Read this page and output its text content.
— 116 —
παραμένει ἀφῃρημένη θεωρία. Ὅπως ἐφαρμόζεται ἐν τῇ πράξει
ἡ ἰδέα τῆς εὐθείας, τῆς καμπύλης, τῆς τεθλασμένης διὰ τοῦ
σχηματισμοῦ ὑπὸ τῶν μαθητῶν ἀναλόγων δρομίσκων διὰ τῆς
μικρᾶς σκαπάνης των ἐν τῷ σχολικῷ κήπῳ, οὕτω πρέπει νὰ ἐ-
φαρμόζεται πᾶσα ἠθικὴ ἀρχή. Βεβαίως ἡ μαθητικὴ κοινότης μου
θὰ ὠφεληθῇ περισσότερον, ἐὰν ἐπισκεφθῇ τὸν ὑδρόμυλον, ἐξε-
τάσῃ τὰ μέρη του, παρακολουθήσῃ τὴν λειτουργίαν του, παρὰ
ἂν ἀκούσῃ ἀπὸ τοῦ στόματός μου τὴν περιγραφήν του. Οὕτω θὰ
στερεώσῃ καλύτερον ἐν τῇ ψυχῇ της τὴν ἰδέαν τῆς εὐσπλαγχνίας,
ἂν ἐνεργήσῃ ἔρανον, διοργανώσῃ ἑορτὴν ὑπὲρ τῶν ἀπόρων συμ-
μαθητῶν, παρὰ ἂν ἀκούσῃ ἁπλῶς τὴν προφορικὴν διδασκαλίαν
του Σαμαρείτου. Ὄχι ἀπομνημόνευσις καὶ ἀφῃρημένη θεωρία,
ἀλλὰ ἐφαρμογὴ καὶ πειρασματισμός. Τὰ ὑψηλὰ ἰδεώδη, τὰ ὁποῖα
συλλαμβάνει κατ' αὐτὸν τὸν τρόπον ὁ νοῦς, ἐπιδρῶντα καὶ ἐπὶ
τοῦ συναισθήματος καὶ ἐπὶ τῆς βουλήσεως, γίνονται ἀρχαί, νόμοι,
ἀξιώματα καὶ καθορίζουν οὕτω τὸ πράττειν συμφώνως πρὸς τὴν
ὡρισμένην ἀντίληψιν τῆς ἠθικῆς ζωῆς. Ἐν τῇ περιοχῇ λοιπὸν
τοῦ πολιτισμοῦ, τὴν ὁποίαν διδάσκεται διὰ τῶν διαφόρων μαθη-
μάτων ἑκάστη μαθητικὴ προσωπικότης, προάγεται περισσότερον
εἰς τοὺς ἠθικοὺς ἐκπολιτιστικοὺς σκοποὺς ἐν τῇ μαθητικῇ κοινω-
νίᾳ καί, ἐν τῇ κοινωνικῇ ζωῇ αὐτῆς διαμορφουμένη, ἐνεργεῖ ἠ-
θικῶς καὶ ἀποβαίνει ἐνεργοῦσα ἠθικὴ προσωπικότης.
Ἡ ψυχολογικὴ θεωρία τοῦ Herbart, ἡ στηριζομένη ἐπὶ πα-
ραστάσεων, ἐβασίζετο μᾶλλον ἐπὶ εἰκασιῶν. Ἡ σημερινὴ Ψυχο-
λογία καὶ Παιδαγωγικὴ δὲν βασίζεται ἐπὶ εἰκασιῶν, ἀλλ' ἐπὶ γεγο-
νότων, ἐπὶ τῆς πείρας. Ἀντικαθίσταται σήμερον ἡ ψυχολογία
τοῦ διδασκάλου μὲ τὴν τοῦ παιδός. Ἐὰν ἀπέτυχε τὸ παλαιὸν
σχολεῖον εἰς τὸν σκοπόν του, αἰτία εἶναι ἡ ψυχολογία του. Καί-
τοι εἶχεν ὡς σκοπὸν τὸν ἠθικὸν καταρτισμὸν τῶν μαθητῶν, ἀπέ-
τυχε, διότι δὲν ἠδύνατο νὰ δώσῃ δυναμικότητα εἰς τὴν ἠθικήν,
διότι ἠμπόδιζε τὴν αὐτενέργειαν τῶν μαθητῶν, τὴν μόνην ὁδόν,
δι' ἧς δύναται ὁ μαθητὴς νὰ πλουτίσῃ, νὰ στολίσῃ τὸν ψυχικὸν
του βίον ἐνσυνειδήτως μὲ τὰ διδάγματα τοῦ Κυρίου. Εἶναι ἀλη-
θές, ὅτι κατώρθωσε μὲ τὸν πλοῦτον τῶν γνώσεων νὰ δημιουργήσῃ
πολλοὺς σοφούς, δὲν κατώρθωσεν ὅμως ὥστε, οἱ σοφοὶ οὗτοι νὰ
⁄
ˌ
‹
******************************
*WHAT YOU ARE ASKED TO DO*:
Please quote the data above in full, with no line missing.

*PROBLEM SOLUTION*:
Read this page and output its text content.
— 116 —
παραμένει ἀφῃρημένη θεωρία. Ὅπως ἐφαρμόζεται ἐν τῇ πράξει
ἡ ἰδέα τῆς εὐθείας, τῆς καμπύλης, τῆς τεθλασμένης διὰ τοῦ
σχηματισμοῦ ὑπὸ τῶν μαθητῶν ἀναλόγων δρομίσκων διὰ τῆς
μικρᾶς σκαπάνης των ἐν τῷ σχολικῷ κήπῳ, οὕτω πρέπει νὰ ἐ-
φαρμόζεται πᾶσα ἠθικὴ ἀρχή. Βεβαίως ἡ μαθητικὴ κοινότης μου
θὰ ὠφεληθῇ περισσότερον, ἐὰν ἐπισκεφθῇ τὸν ὑδρόμυλον, ἐξε-
τάσῃ τὰ μέρη του, παρακολουθήσῃ τὴν λειτουργίαν του, παρὰ
ἂν ἀκούσῃ ἀπὸ τοῦ στόματός μου τὴν περιγραφήν του. Οὕτω θὰ
στερεώσῃ καλύτερον ἐν τῇ ψυχῇ της τὴν ἰδέαν τῆς εὐσπλαγχνίας,
ἂν ἐνεργήσῃ ἔρανον, διοργανώσῃ ἑορτὴν ὑπὲρ τῶν ἀπόρων συμ-
μαθητῶν, παρὰ ἂν ἀκούσῃ ἁπλῶς τὴν προφορικὴν διδασκαλίαν
του Σαμαρείτου. Ὄχι ἀπομνημόνευσις καὶ ἀφῃρημένη θεωρία,
ἀλλὰ ἐφαρμογὴ καὶ πειρασματισμός. Τὰ ὑψηλὰ ἰδεώδη, τὰ ὁποῖα
συλλαμβάνει κατ' αὐτὸν τὸν τρόπον ὁ νοῦς, ἐπιδρῶντα καὶ ἐπὶ
τοῦ συναισθήματος καὶ ἐπὶ τῆς βουλήσεως, γίνονται ἀρχαί, νόμοι,
ἀξιώματα καὶ καθορίζουν οὕτω τὸ πράττειν συμφώνως πρὸς τὴν
ὡρισμένην ἀντίληψιν τῆς ἠθικῆς ζωῆς. Ἐν τῇ περιοχῇ λοιπὸν
τοῦ πολιτισμοῦ, τὴν ὁποίαν διδάσκεται διὰ τῶν διαφόρων μαθη-
μάτων ἑκάστη μαθητικὴ προσωπικότης, προάγεται περισσότερον
εἰς τοὺς ἠθικοὺς ἐκπολιτιστικοὺς σκοποὺς ἐν τῇ μαθητικῇ κοινω-
νίᾳ καί, ἐν τῇ κοινωνικῇ ζωῇ αὐτῆς διαμορφουμένη, ἐνεργεῖ ἠ-
θικῶς καὶ ἀποβαίνει ἐνεργοῦσα ἠθικὴ προσωπικότης.
Ἡ ψυχολογικὴ θεωρία τοῦ Herbart, ἡ στηριζομένη ἐπὶ πα-
ραστάσεων, ἐβασίζετο μᾶλλον ἐπὶ εἰκασιῶν. Ἡ σημερινὴ Ψυχο-
λογία καὶ Παιδαγωγικὴ δὲν βασίζεται ἐπὶ εἰκασιῶν, ἀλλ' ἐπὶ γεγο-
νότων, ἐπὶ τῆς πείρας. Ἀντικαθίσταται σήμερον ἡ ψυχολογία
τοῦ διδασκάλου μὲ τὴν τοῦ παιδός. Ἐὰν ἀπέτυχε τὸ παλαιὸν
σχολεῖον εἰς τὸν σκοπόν του, αἰτία εἶναι ἡ ψυχολογία του. Καί-
τοι εἶχεν ὡς σκοπὸν τὸν ἠθικὸν καταρτισμὸν τῶν μαθητῶν, ἀπέ-
τυχε, διότι δὲν ἠδύνατο νὰ δώσῃ δυναμικότητα εἰς τὴν ἠθικήν,
διότι ἠμπόδιζε τὴν αὐτενέργειαν τῶν μαθητῶν, τὴν μόνην ὁδόν,
δι' ἧς δύναται ὁ μαθητὴς νὰ πλουτίσῃ, νὰ στολίσῃ τὸν ψυχικὸν
του βίον ἐνσυνειδήτως μὲ τὰ διδάγματα τοῦ Κυρίου. Εἶναι ἀλη-
θές, ὅτι κατώρθωσε μὲ τὸν πλοῦτον τῶν γνώσεων νὰ δημιουργήσῃ
πολλοὺς σοφούς, δὲν κατώρθωσεν ὅμως ὥστε, οἱ σοφοὶ οὗτοι νὰ
⁄
ˌ
‹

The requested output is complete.